* Start *
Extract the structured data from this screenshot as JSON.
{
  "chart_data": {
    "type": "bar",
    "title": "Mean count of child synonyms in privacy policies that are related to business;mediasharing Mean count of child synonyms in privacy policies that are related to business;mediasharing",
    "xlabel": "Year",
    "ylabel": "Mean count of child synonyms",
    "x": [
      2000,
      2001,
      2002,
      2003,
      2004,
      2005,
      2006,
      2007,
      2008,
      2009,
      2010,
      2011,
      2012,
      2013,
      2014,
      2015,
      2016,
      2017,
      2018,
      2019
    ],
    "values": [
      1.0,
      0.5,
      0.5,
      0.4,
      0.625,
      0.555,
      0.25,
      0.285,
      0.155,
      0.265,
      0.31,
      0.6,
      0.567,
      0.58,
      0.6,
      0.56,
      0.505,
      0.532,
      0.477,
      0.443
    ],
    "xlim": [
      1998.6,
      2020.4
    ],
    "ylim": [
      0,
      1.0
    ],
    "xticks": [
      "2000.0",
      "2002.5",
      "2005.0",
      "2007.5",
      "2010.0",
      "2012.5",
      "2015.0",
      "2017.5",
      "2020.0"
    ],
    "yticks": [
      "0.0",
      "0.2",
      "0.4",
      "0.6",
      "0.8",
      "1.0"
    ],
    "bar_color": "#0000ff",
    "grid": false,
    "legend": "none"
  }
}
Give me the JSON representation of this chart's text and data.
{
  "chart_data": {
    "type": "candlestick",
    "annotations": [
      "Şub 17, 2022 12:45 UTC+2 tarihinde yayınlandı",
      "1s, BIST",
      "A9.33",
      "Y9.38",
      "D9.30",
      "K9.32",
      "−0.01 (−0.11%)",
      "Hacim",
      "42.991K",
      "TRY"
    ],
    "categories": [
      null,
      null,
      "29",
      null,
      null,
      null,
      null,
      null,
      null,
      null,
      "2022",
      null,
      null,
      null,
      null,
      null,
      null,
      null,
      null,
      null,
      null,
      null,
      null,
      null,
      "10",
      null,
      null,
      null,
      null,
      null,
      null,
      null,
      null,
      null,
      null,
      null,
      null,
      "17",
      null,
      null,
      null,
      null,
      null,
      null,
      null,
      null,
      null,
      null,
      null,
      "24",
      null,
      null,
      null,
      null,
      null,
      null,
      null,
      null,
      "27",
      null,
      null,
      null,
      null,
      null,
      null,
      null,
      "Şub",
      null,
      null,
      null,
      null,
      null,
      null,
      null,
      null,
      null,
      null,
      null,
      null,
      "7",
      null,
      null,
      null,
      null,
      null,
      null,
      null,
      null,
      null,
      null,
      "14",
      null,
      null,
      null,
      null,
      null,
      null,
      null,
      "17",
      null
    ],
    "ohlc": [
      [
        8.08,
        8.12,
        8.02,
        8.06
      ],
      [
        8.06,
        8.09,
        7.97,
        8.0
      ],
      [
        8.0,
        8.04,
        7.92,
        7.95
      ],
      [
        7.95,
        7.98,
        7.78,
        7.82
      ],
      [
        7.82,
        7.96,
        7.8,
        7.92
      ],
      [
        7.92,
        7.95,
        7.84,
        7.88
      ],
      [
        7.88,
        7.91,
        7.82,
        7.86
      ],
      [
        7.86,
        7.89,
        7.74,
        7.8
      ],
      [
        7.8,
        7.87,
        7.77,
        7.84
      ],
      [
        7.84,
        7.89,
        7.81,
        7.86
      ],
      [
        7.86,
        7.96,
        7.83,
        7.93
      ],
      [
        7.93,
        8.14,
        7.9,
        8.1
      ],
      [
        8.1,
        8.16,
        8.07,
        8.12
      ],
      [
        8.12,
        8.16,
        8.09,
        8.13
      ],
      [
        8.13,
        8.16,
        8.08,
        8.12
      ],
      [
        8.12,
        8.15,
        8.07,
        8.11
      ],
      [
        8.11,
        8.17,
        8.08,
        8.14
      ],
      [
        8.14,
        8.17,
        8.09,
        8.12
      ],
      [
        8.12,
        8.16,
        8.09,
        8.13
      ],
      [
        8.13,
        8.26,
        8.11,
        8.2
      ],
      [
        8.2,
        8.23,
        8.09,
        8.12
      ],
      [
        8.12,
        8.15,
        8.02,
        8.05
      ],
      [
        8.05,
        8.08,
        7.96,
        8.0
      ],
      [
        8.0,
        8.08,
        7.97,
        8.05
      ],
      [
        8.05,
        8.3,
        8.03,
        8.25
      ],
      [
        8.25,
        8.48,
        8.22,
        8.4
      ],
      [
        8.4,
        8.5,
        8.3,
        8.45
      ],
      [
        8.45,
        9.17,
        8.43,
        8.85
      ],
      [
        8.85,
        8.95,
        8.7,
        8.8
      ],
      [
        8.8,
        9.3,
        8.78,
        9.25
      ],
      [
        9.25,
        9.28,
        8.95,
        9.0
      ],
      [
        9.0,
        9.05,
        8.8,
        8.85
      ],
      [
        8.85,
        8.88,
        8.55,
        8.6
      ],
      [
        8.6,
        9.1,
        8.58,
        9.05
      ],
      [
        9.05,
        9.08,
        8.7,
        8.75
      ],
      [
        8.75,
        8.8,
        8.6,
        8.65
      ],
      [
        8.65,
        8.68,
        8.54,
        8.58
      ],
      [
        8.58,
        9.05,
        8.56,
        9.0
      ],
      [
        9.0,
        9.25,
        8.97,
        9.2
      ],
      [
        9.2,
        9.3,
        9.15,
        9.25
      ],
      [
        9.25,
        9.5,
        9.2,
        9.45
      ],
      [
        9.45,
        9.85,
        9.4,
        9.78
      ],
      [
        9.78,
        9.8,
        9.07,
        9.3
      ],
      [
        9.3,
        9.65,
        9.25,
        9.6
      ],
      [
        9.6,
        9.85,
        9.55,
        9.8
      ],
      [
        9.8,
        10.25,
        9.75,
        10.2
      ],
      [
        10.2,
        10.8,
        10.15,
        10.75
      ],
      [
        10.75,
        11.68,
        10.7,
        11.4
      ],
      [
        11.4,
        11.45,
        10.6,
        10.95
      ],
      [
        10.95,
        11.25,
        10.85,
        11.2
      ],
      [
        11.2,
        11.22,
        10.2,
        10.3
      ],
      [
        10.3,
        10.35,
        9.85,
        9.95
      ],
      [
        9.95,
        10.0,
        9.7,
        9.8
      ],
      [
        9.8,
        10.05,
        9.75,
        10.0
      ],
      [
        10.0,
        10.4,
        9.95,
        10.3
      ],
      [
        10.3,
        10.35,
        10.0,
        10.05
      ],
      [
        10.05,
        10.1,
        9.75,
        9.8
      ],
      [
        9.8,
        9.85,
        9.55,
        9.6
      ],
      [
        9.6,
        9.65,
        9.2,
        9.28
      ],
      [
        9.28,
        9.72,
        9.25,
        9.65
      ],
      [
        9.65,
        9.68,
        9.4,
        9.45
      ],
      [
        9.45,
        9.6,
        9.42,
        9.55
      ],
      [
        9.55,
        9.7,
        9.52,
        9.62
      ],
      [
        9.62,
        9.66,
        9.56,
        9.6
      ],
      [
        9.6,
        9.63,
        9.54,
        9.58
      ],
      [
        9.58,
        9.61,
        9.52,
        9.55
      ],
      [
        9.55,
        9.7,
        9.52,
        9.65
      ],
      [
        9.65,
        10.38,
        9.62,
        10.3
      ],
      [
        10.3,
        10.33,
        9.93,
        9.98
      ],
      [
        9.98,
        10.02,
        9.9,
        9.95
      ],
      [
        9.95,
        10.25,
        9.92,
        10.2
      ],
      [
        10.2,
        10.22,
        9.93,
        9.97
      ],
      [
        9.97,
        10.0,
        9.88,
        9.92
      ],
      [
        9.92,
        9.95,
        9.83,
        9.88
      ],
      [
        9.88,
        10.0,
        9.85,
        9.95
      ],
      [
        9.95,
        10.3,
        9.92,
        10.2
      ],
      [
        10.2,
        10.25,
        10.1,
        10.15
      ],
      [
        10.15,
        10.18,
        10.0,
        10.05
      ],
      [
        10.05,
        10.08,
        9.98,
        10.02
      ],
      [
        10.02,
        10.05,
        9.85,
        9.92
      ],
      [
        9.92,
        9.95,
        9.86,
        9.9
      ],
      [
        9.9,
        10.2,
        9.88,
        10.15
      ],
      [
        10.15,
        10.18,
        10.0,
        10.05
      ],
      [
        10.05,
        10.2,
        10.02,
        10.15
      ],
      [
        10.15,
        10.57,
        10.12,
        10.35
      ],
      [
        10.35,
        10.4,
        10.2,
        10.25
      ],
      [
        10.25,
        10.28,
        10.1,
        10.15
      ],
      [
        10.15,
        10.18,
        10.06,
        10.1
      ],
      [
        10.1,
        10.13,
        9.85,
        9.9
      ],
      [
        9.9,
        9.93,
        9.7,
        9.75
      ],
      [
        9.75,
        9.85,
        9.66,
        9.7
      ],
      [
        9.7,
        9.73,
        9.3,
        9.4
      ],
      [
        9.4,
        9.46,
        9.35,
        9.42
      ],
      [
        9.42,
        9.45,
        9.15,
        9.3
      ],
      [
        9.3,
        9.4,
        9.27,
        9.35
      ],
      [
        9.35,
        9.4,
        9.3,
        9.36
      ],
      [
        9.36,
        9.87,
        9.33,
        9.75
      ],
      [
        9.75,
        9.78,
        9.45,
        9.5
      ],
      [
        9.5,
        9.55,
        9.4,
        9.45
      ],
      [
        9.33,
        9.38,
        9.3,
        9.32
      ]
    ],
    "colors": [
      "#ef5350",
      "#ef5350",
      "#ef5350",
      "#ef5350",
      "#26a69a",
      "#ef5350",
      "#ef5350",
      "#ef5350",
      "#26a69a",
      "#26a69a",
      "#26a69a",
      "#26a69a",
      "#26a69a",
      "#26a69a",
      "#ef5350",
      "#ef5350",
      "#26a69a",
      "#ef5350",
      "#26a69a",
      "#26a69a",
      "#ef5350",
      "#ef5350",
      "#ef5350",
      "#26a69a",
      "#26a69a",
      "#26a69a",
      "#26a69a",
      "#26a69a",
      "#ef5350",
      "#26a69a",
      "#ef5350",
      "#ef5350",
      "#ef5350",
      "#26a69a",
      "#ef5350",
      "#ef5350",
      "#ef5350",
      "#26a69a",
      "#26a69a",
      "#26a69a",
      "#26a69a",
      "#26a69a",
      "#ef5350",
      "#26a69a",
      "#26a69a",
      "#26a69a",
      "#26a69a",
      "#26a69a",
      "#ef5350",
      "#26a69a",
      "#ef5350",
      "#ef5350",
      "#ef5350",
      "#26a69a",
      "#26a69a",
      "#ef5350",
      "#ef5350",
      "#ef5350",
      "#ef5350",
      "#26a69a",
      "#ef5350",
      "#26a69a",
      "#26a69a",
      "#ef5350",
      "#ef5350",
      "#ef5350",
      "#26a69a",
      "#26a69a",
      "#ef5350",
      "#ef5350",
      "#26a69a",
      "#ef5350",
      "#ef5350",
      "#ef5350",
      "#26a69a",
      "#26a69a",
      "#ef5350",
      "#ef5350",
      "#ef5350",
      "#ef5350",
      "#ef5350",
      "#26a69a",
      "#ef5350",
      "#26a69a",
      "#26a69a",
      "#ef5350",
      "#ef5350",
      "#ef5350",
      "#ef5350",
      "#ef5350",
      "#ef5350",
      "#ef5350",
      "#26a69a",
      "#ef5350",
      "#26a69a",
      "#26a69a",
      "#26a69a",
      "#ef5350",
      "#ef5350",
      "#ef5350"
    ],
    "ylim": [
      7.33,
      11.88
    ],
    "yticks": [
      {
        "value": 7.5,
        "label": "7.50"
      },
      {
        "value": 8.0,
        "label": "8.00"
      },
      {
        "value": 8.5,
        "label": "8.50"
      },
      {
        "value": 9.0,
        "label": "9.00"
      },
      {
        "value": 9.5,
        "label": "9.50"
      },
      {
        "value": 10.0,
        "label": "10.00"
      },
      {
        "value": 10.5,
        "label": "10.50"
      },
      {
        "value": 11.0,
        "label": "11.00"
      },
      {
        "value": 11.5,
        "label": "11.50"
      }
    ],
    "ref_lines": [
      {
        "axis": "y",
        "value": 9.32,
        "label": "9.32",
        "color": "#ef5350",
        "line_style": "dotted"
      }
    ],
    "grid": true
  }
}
* End *
- **TASK TO CARRY OUT**
From the listing above, pick out each line where the word "this" appears.

- **FULL OUTPUT**
Extract the structured data from this screenshot as JSON.
Give me the JSON representation of this chart's text and data.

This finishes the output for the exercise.